What is being asked:
Output the entries word for word. Omit images.
[Begin Provided data]
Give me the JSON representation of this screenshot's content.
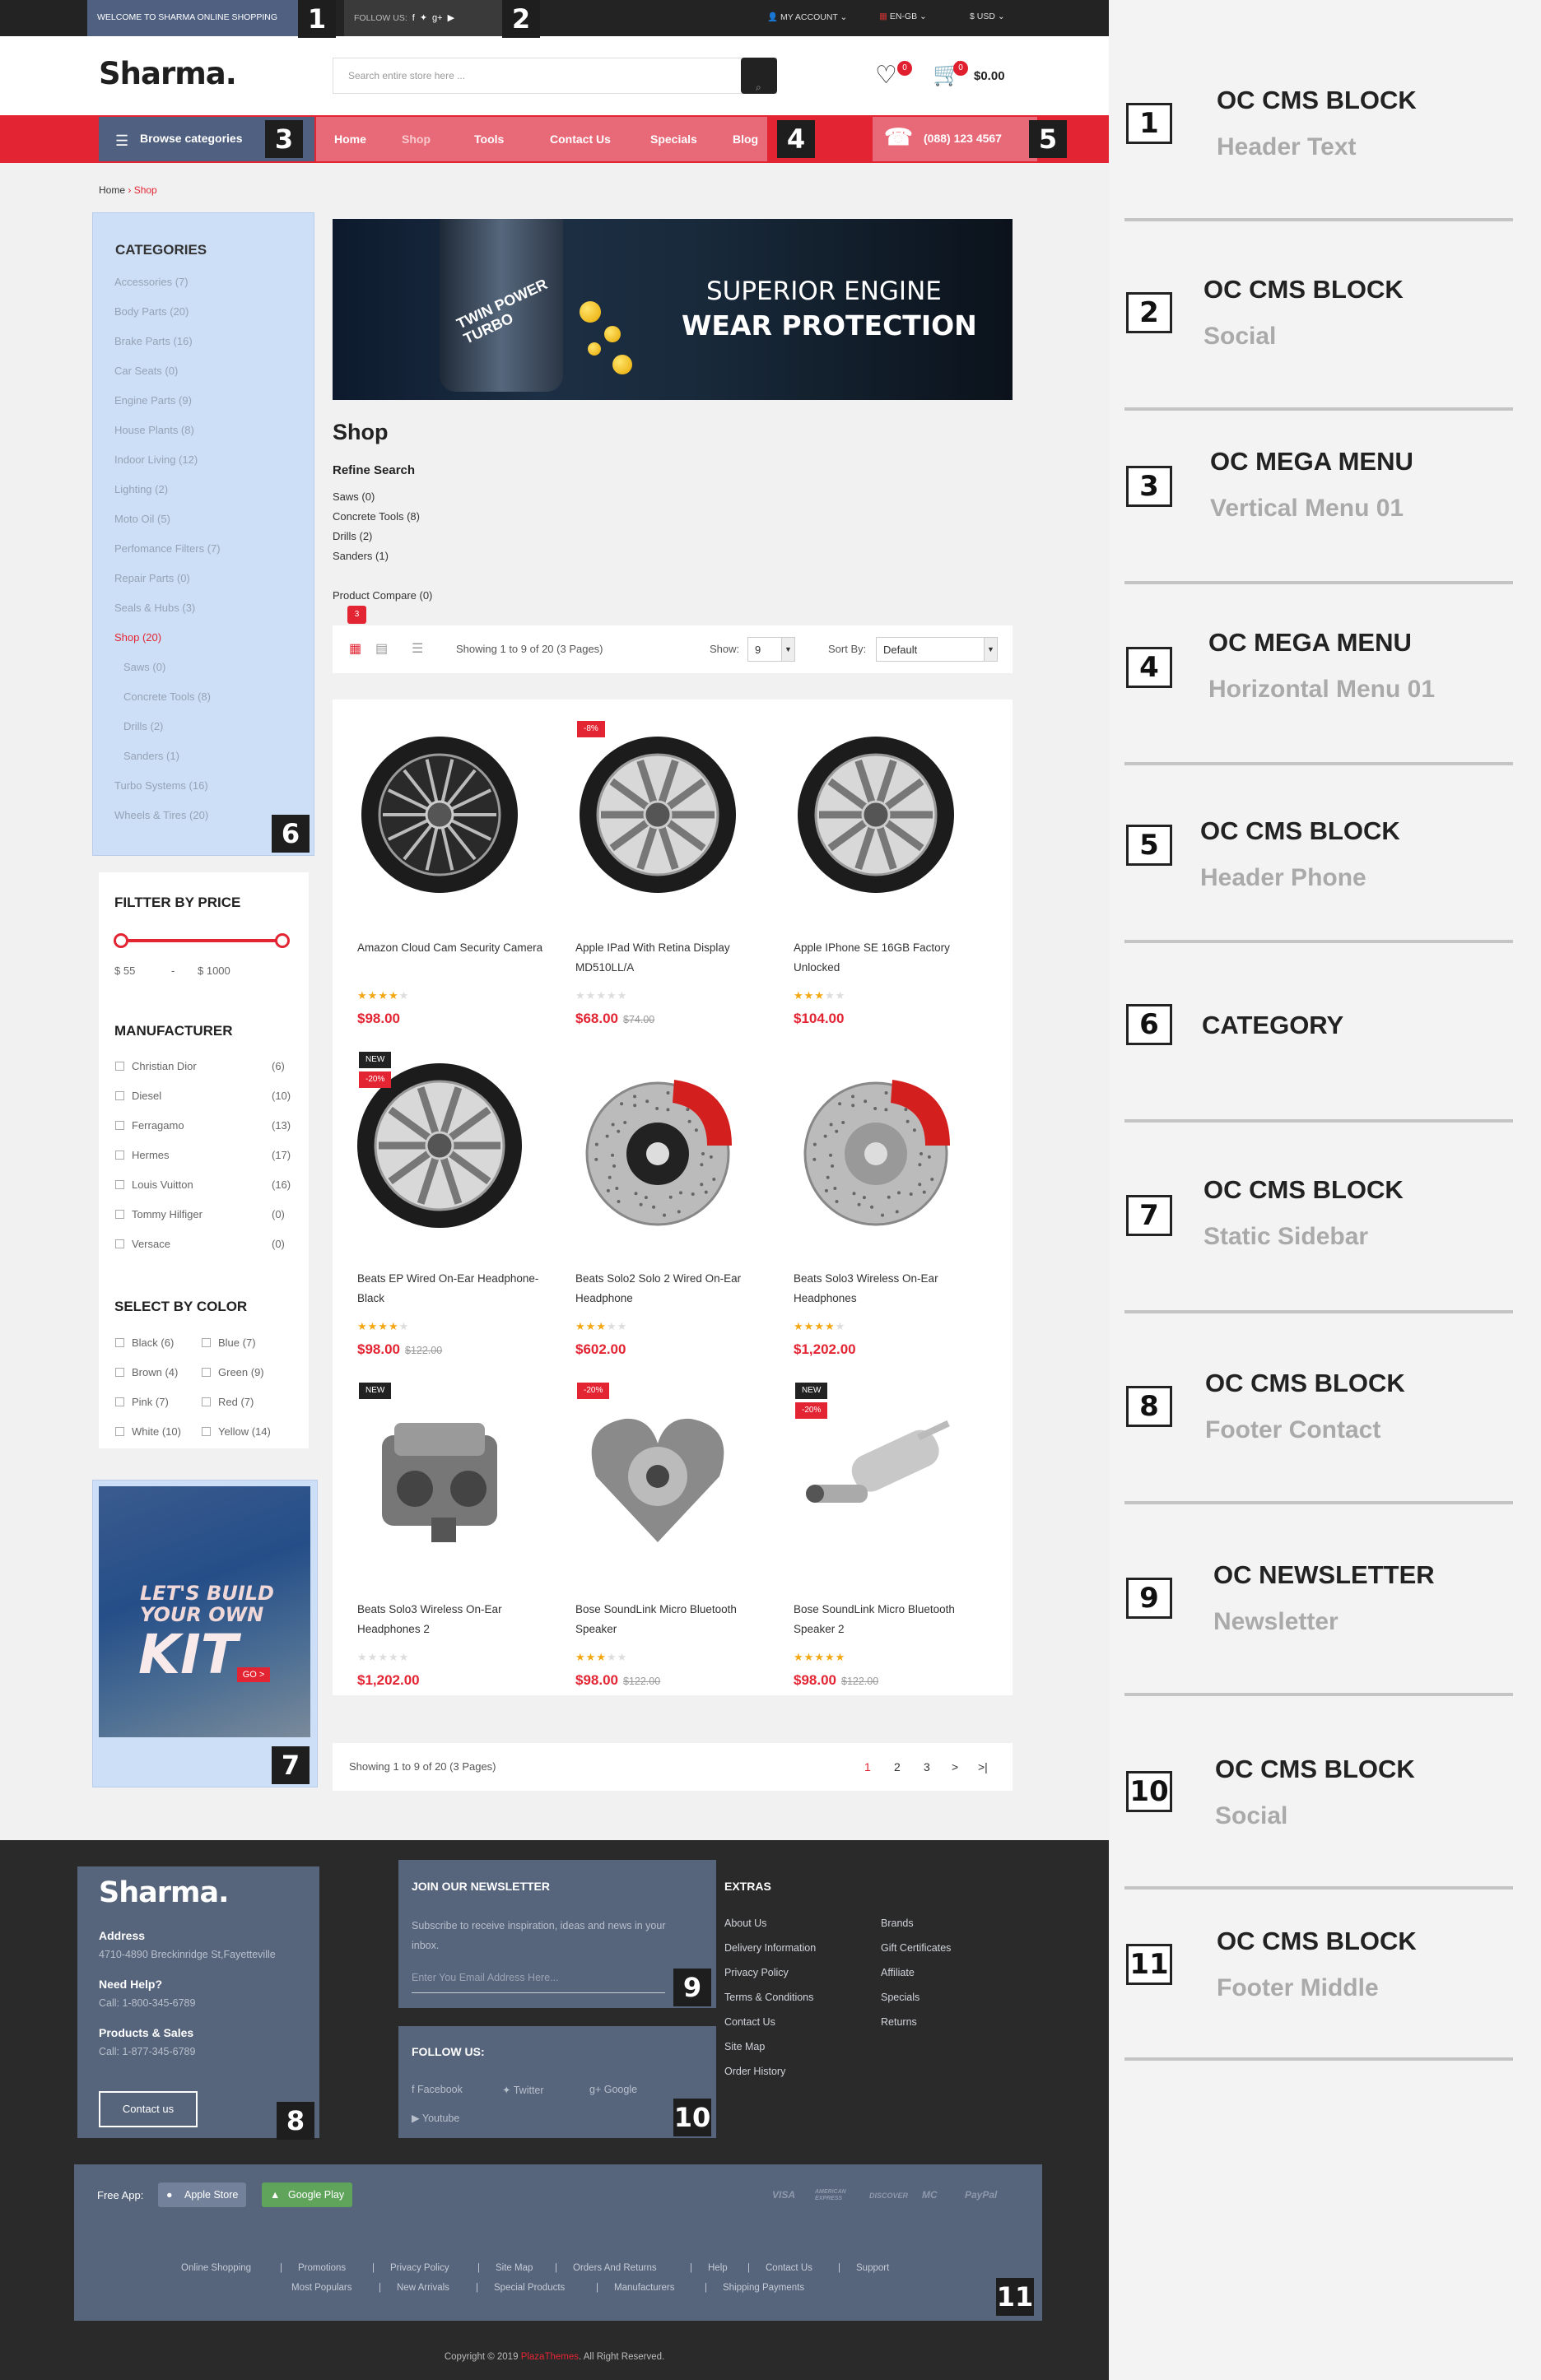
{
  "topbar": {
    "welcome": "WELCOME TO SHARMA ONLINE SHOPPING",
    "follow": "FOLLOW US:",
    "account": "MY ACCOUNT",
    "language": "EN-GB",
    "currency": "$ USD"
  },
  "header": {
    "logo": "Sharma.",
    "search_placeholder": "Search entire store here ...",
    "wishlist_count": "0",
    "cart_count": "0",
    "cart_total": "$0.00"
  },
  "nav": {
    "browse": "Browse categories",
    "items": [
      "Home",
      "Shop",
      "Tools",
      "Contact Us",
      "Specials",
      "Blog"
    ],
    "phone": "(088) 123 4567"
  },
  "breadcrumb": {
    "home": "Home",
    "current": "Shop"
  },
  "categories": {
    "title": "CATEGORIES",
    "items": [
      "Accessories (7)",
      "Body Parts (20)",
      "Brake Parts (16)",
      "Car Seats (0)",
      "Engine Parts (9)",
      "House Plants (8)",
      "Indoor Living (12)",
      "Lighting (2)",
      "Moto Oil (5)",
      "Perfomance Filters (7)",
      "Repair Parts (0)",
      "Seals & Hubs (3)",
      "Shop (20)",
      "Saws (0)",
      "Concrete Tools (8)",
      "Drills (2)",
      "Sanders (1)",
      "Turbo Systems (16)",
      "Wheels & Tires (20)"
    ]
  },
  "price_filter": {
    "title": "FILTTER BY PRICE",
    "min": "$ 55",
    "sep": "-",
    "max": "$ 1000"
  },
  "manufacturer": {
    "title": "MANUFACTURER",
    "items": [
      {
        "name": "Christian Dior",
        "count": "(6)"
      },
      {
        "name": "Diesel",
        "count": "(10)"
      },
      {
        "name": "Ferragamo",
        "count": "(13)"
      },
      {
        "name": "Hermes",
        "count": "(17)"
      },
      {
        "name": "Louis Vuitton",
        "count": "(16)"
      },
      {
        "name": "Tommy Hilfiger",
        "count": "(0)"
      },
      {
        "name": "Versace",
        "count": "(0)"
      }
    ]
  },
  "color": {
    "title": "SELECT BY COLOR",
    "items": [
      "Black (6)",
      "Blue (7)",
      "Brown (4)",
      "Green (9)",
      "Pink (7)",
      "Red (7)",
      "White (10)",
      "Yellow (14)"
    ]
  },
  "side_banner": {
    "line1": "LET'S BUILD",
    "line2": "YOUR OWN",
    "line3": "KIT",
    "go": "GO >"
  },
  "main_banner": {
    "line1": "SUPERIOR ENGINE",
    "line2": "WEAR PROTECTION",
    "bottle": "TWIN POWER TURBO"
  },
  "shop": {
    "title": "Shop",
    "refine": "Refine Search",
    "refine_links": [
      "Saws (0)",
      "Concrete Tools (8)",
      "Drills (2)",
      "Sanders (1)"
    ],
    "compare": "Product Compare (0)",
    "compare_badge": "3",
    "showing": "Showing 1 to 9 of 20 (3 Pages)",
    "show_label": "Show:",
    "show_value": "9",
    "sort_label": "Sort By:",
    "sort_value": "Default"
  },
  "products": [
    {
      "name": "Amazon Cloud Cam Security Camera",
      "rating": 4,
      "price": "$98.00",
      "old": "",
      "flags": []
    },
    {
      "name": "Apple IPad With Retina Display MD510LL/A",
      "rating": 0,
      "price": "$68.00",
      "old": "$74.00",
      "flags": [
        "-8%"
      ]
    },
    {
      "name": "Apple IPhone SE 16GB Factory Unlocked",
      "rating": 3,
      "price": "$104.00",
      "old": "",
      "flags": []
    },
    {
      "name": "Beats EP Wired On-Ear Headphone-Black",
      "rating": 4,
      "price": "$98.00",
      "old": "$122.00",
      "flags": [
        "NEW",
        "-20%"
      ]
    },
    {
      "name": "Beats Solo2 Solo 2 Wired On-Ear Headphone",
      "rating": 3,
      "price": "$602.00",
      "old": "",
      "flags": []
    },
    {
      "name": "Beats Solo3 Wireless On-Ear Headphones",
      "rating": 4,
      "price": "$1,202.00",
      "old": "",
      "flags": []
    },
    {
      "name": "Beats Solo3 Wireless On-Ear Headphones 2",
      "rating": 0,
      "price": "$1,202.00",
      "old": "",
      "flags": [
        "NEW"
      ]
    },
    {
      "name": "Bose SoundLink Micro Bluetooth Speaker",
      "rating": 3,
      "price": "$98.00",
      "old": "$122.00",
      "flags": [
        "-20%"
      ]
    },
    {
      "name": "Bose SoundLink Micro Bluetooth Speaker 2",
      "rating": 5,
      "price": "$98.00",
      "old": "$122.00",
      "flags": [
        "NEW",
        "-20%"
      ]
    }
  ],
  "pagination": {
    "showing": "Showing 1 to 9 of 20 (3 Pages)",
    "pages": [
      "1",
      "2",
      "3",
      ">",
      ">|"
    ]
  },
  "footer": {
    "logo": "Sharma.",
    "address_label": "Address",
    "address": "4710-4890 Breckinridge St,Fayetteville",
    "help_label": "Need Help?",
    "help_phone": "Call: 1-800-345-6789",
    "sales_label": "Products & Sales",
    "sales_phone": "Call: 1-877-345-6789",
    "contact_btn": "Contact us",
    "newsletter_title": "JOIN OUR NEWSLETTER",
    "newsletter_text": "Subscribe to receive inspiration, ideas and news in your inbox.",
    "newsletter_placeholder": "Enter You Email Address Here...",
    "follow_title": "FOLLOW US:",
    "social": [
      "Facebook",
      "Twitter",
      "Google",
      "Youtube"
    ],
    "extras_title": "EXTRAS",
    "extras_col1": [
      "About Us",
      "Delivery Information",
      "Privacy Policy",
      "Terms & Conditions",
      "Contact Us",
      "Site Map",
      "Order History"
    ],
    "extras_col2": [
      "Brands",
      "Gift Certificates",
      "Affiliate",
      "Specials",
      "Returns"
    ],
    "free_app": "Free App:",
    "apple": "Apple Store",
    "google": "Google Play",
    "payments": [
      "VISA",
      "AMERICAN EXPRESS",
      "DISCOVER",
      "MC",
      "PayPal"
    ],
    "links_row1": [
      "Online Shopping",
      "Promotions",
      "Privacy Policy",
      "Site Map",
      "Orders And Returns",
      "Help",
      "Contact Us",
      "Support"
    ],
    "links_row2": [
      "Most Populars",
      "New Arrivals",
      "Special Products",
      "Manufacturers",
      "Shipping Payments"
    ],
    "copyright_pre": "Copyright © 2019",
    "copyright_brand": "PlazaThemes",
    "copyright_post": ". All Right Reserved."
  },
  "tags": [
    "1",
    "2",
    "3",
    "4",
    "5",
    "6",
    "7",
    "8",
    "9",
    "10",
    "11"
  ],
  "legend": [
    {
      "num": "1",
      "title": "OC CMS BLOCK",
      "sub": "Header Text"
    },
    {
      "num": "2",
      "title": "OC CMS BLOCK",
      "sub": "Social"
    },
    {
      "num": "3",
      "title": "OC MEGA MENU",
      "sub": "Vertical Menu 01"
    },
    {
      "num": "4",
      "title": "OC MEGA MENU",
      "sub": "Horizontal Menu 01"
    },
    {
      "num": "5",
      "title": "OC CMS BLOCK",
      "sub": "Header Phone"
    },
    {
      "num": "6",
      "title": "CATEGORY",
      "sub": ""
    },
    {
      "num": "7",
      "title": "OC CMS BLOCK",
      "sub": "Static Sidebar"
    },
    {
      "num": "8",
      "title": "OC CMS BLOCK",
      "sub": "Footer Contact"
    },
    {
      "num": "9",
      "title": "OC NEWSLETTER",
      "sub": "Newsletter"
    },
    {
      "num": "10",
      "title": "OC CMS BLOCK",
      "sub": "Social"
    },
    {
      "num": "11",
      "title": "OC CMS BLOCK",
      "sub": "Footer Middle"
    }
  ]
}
[End Provided data]
Final answer:
Give me the JSON representation of this screenshot's content.
{
  "topbar": {
    "welcome": "WELCOME TO SHARMA ONLINE SHOPPING",
    "follow": "FOLLOW US:",
    "account": "MY ACCOUNT",
    "language": "EN-GB",
    "currency": "$ USD"
  },
  "header": {
    "logo": "Sharma.",
    "search_placeholder": "Search entire store here ...",
    "wishlist_count": "0",
    "cart_count": "0",
    "cart_total": "$0.00"
  },
  "nav": {
    "browse": "Browse categories",
    "items": [
      "Home",
      "Shop",
      "Tools",
      "Contact Us",
      "Specials",
      "Blog"
    ],
    "phone": "(088) 123 4567"
  },
  "breadcrumb": {
    "home": "Home",
    "current": "Shop"
  },
  "categories": {
    "title": "CATEGORIES",
    "items": [
      "Accessories (7)",
      "Body Parts (20)",
      "Brake Parts (16)",
      "Car Seats (0)",
      "Engine Parts (9)",
      "House Plants (8)",
      "Indoor Living (12)",
      "Lighting (2)",
      "Moto Oil (5)",
      "Perfomance Filters (7)",
      "Repair Parts (0)",
      "Seals & Hubs (3)",
      "Shop (20)",
      "Saws (0)",
      "Concrete Tools (8)",
      "Drills (2)",
      "Sanders (1)",
      "Turbo Systems (16)",
      "Wheels & Tires (20)"
    ]
  },
  "price_filter": {
    "title": "FILTTER BY PRICE",
    "min": "$ 55",
    "sep": "-",
    "max": "$ 1000"
  },
  "manufacturer": {
    "title": "MANUFACTURER",
    "items": [
      {
        "name": "Christian Dior",
        "count": "(6)"
      },
      {
        "name": "Diesel",
        "count": "(10)"
      },
      {
        "name": "Ferragamo",
        "count": "(13)"
      },
      {
        "name": "Hermes",
        "count": "(17)"
      },
      {
        "name": "Louis Vuitton",
        "count": "(16)"
      },
      {
        "name": "Tommy Hilfiger",
        "count": "(0)"
      },
      {
        "name": "Versace",
        "count": "(0)"
      }
    ]
  },
  "color": {
    "title": "SELECT BY COLOR",
    "items": [
      "Black (6)",
      "Blue (7)",
      "Brown (4)",
      "Green (9)",
      "Pink (7)",
      "Red (7)",
      "White (10)",
      "Yellow (14)"
    ]
  },
  "side_banner": {
    "line1": "LET'S BUILD",
    "line2": "YOUR OWN",
    "line3": "KIT",
    "go": "GO >"
  },
  "main_banner": {
    "line1": "SUPERIOR ENGINE",
    "line2": "WEAR PROTECTION",
    "bottle": "TWIN POWER TURBO"
  },
  "shop": {
    "title": "Shop",
    "refine": "Refine Search",
    "refine_links": [
      "Saws (0)",
      "Concrete Tools (8)",
      "Drills (2)",
      "Sanders (1)"
    ],
    "compare": "Product Compare (0)",
    "compare_badge": "3",
    "showing": "Showing 1 to 9 of 20 (3 Pages)",
    "show_label": "Show:",
    "show_value": "9",
    "sort_label": "Sort By:",
    "sort_value": "Default"
  },
  "products": [
    {
      "name": "Amazon Cloud Cam Security Camera",
      "rating": 4,
      "price": "$98.00",
      "old": "",
      "flags": []
    },
    {
      "name": "Apple IPad With Retina Display MD510LL/A",
      "rating": 0,
      "price": "$68.00",
      "old": "$74.00",
      "flags": [
        "-8%"
      ]
    },
    {
      "name": "Apple IPhone SE 16GB Factory Unlocked",
      "rating": 3,
      "price": "$104.00",
      "old": "",
      "flags": []
    },
    {
      "name": "Beats EP Wired On-Ear Headphone-Black",
      "rating": 4,
      "price": "$98.00",
      "old": "$122.00",
      "flags": [
        "NEW",
        "-20%"
      ]
    },
    {
      "name": "Beats Solo2 Solo 2 Wired On-Ear Headphone",
      "rating": 3,
      "price": "$602.00",
      "old": "",
      "flags": []
    },
    {
      "name": "Beats Solo3 Wireless On-Ear Headphones",
      "rating": 4,
      "price": "$1,202.00",
      "old": "",
      "flags": []
    },
    {
      "name": "Beats Solo3 Wireless On-Ear Headphones 2",
      "rating": 0,
      "price": "$1,202.00",
      "old": "",
      "flags": [
        "NEW"
      ]
    },
    {
      "name": "Bose SoundLink Micro Bluetooth Speaker",
      "rating": 3,
      "price": "$98.00",
      "old": "$122.00",
      "flags": [
        "-20%"
      ]
    },
    {
      "name": "Bose SoundLink Micro Bluetooth Speaker 2",
      "rating": 5,
      "price": "$98.00",
      "old": "$122.00",
      "flags": [
        "NEW",
        "-20%"
      ]
    }
  ],
  "pagination": {
    "showing": "Showing 1 to 9 of 20 (3 Pages)",
    "pages": [
      "1",
      "2",
      "3",
      ">",
      ">|"
    ]
  },
  "footer": {
    "logo": "Sharma.",
    "address_label": "Address",
    "address": "4710-4890 Breckinridge St,Fayetteville",
    "help_label": "Need Help?",
    "help_phone": "Call: 1-800-345-6789",
    "sales_label": "Products & Sales",
    "sales_phone": "Call: 1-877-345-6789",
    "contact_btn": "Contact us",
    "newsletter_title": "JOIN OUR NEWSLETTER",
    "newsletter_text": "Subscribe to receive inspiration, ideas and news in your inbox.",
    "newsletter_placeholder": "Enter You Email Address Here...",
    "follow_title": "FOLLOW US:",
    "social": [
      "Facebook",
      "Twitter",
      "Google",
      "Youtube"
    ],
    "extras_title": "EXTRAS",
    "extras_col1": [
      "About Us",
      "Delivery Information",
      "Privacy Policy",
      "Terms & Conditions",
      "Contact Us",
      "Site Map",
      "Order History"
    ],
    "extras_col2": [
      "Brands",
      "Gift Certificates",
      "Affiliate",
      "Specials",
      "Returns"
    ],
    "free_app": "Free App:",
    "apple": "Apple Store",
    "google": "Google Play",
    "payments": [
      "VISA",
      "AMERICAN EXPRESS",
      "DISCOVER",
      "MC",
      "PayPal"
    ],
    "links_row1": [
      "Online Shopping",
      "Promotions",
      "Privacy Policy",
      "Site Map",
      "Orders And Returns",
      "Help",
      "Contact Us",
      "Support"
    ],
    "links_row2": [
      "Most Populars",
      "New Arrivals",
      "Special Products",
      "Manufacturers",
      "Shipping Payments"
    ],
    "copyright_pre": "Copyright © 2019",
    "copyright_brand": "PlazaThemes",
    "copyright_post": ". All Right Reserved."
  },
  "tags": [
    "1",
    "2",
    "3",
    "4",
    "5",
    "6",
    "7",
    "8",
    "9",
    "10",
    "11"
  ],
  "legend": [
    {
      "num": "1",
      "title": "OC CMS BLOCK",
      "sub": "Header Text"
    },
    {
      "num": "2",
      "title": "OC CMS BLOCK",
      "sub": "Social"
    },
    {
      "num": "3",
      "title": "OC MEGA MENU",
      "sub": "Vertical Menu 01"
    },
    {
      "num": "4",
      "title": "OC MEGA MENU",
      "sub": "Horizontal Menu 01"
    },
    {
      "num": "5",
      "title": "OC CMS BLOCK",
      "sub": "Header Phone"
    },
    {
      "num": "6",
      "title": "CATEGORY",
      "sub": ""
    },
    {
      "num": "7",
      "title": "OC CMS BLOCK",
      "sub": "Static Sidebar"
    },
    {
      "num": "8",
      "title": "OC CMS BLOCK",
      "sub": "Footer Contact"
    },
    {
      "num": "9",
      "title": "OC NEWSLETTER",
      "sub": "Newsletter"
    },
    {
      "num": "10",
      "title": "OC CMS BLOCK",
      "sub": "Social"
    },
    {
      "num": "11",
      "title": "OC CMS BLOCK",
      "sub": "Footer Middle"
    }
  ]
}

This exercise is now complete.